=== What needs to be done ===
Gather the lines below that include the string "JSON", copying each in full.

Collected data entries
______________________________

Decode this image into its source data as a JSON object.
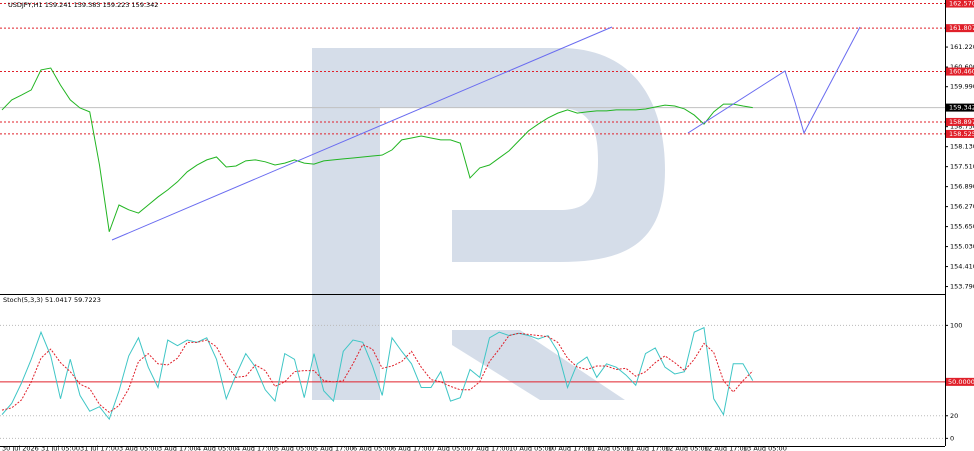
{
  "chart_data": [
    {
      "type": "line",
      "title": "USDJPY,H1  159.241 159.383 159.223 159.342",
      "color": "#22b522",
      "categories": [
        "30 Jul 2026",
        null,
        null,
        null,
        "31 Jul 05:00",
        null,
        null,
        null,
        "31 Jul 17:00",
        null,
        null,
        null,
        "3 Aug 05:00",
        null,
        null,
        null,
        "3 Aug 17:00",
        null,
        null,
        null,
        "4 Aug 05:00",
        null,
        null,
        null,
        "4 Aug 17:00",
        null,
        null,
        null,
        "5 Aug 05:00",
        null,
        null,
        null,
        "5 Aug 17:00",
        null,
        null,
        null,
        "6 Aug 05:00",
        null,
        null,
        null,
        "6 Aug 17:00",
        null,
        null,
        null,
        "7 Aug 05:00",
        null,
        null,
        null,
        "7 Aug 17:00",
        null,
        null,
        null,
        "10 Aug 05:00",
        null,
        null,
        null,
        "10 Aug 17:00",
        null,
        null,
        null,
        "11 Aug 05:00",
        null,
        null,
        null,
        "11 Aug 17:00",
        null,
        null,
        null,
        "12 Aug 05:00",
        null,
        null,
        null,
        "12 Aug 17:00",
        null,
        null,
        null,
        "13 Aug 05:00",
        null
      ],
      "values": [
        159.27,
        159.58,
        159.73,
        159.89,
        160.51,
        160.57,
        160.04,
        159.58,
        159.33,
        159.21,
        157.56,
        155.49,
        156.32,
        156.17,
        156.07,
        156.32,
        156.57,
        156.79,
        157.04,
        157.35,
        157.56,
        157.72,
        157.81,
        157.5,
        157.53,
        157.69,
        157.72,
        157.66,
        157.56,
        157.62,
        157.72,
        157.62,
        157.59,
        157.69,
        157.72,
        157.75,
        157.78,
        157.81,
        157.84,
        157.87,
        158.03,
        158.34,
        158.4,
        158.46,
        158.4,
        158.34,
        158.34,
        158.24,
        157.16,
        157.47,
        157.56,
        157.78,
        158.0,
        158.31,
        158.62,
        158.83,
        159.02,
        159.17,
        159.27,
        159.17,
        159.21,
        159.24,
        159.24,
        159.27,
        159.27,
        159.27,
        159.3,
        159.36,
        159.42,
        159.39,
        159.3,
        159.11,
        158.83,
        159.21,
        159.45,
        159.45,
        159.39,
        159.342
      ],
      "ylim": [
        153.59,
        162.68
      ],
      "yticks": [
        {
          "value": 161.22,
          "label": "161.220"
        },
        {
          "value": 160.6,
          "label": "160.600"
        },
        {
          "value": 159.99,
          "label": "159.990"
        },
        {
          "value": 158.75,
          "label": "158.750"
        },
        {
          "value": 158.13,
          "label": "158.130"
        },
        {
          "value": 157.51,
          "label": "157.510"
        },
        {
          "value": 156.89,
          "label": "156.890"
        },
        {
          "value": 156.27,
          "label": "156.270"
        },
        {
          "value": 155.65,
          "label": "155.650"
        },
        {
          "value": 155.03,
          "label": "155.030"
        },
        {
          "value": 154.41,
          "label": "154.410"
        },
        {
          "value": 153.79,
          "label": "153.790"
        }
      ],
      "levels": [
        {
          "value": 162.57,
          "label": "162.570"
        },
        {
          "value": 161.807,
          "label": "161.807"
        },
        {
          "value": 160.46,
          "label": "160.460"
        },
        {
          "value": 158.897,
          "label": "158.897"
        },
        {
          "value": 158.525,
          "label": "158.525"
        }
      ],
      "level_color": "#e0202a",
      "last_price": {
        "value": 159.342,
        "label": "159.342"
      }
    },
    {
      "type": "line",
      "title": "Stoch(5,3,3) 51.0417 59.7223",
      "series": [
        {
          "color": "#3fc6c6",
          "values": [
            21,
            31,
            49,
            70,
            94,
            73,
            35,
            70,
            38,
            24,
            28,
            17,
            42,
            73,
            89,
            63,
            45,
            87,
            82,
            87,
            85,
            89,
            70,
            35,
            56,
            75,
            63,
            43,
            33,
            75,
            70,
            36,
            75,
            42,
            33,
            77,
            87,
            85,
            64,
            38,
            89,
            77,
            66,
            45,
            45,
            59,
            33,
            36,
            61,
            54,
            89,
            94,
            91,
            93,
            91,
            88,
            91,
            77,
            45,
            66,
            72,
            54,
            66,
            63,
            56,
            47,
            75,
            80,
            63,
            57,
            59,
            94,
            98,
            35,
            21,
            66,
            66,
            51.0417
          ]
        },
        {
          "color": "#e0202a",
          "dashed": true,
          "values": [
            25,
            27,
            34,
            50,
            71,
            79,
            67,
            59,
            48,
            44,
            30,
            23,
            29,
            44,
            68,
            75,
            66,
            65,
            71,
            85,
            85,
            87,
            81,
            65,
            54,
            55,
            65,
            60,
            46,
            50,
            59,
            60,
            60,
            51,
            50,
            51,
            66,
            83,
            79,
            62,
            64,
            68,
            77,
            63,
            52,
            50,
            46,
            43,
            43,
            50,
            68,
            79,
            91,
            93,
            92,
            91,
            90,
            85,
            71,
            63,
            61,
            64,
            64,
            61,
            62,
            55,
            59,
            67,
            73,
            67,
            60,
            70,
            84,
            76,
            51,
            41,
            51,
            59.7223
          ]
        }
      ],
      "ylim": [
        -5,
        126
      ],
      "yticks": [
        100,
        20,
        0
      ],
      "signal_level": {
        "value": 50,
        "label": "50.0000"
      }
    }
  ]
}
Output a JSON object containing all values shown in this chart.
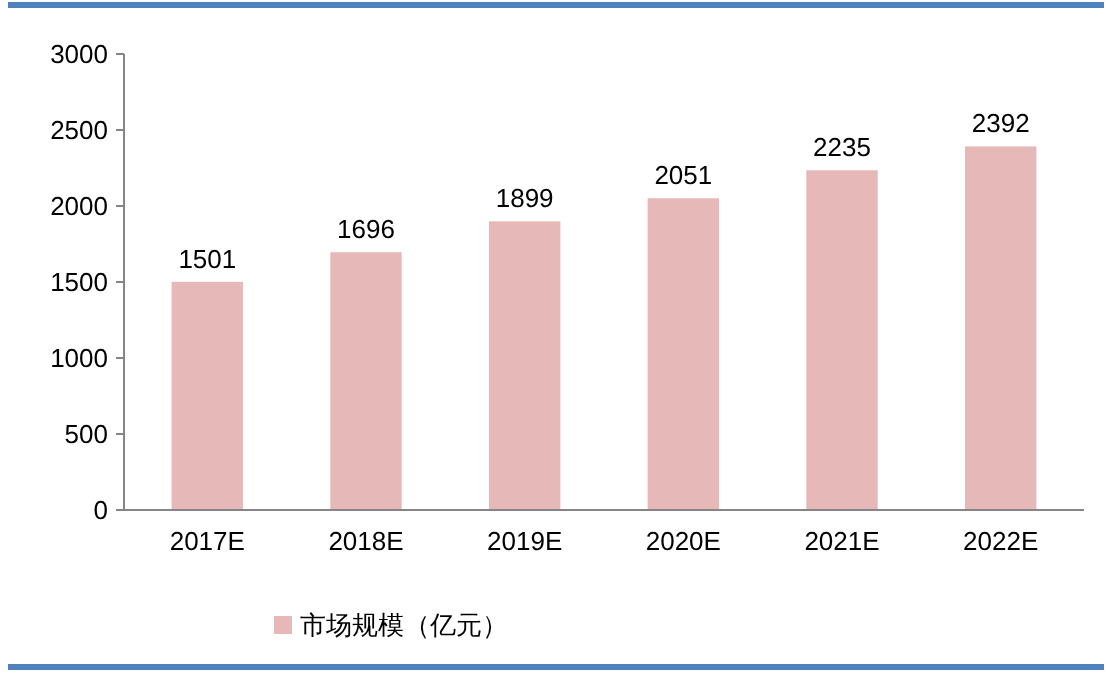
{
  "chart_data": {
    "type": "bar",
    "categories": [
      "2017E",
      "2018E",
      "2019E",
      "2020E",
      "2021E",
      "2022E"
    ],
    "series": [
      {
        "name": "市场规模（亿元）",
        "color": "#e6b9b8",
        "values": [
          1501,
          1696,
          1899,
          2051,
          2235,
          2392
        ]
      }
    ],
    "ylim": [
      0,
      3000
    ],
    "yticks": [
      0,
      500,
      1000,
      1500,
      2000,
      2500,
      3000
    ],
    "data_labels": true,
    "grid": false,
    "legend": "bottom left"
  }
}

______________________________

=== Exercise answer ===
Decode this image into its source data as a JSON object.
Output a JSON object containing all values shown in this chart.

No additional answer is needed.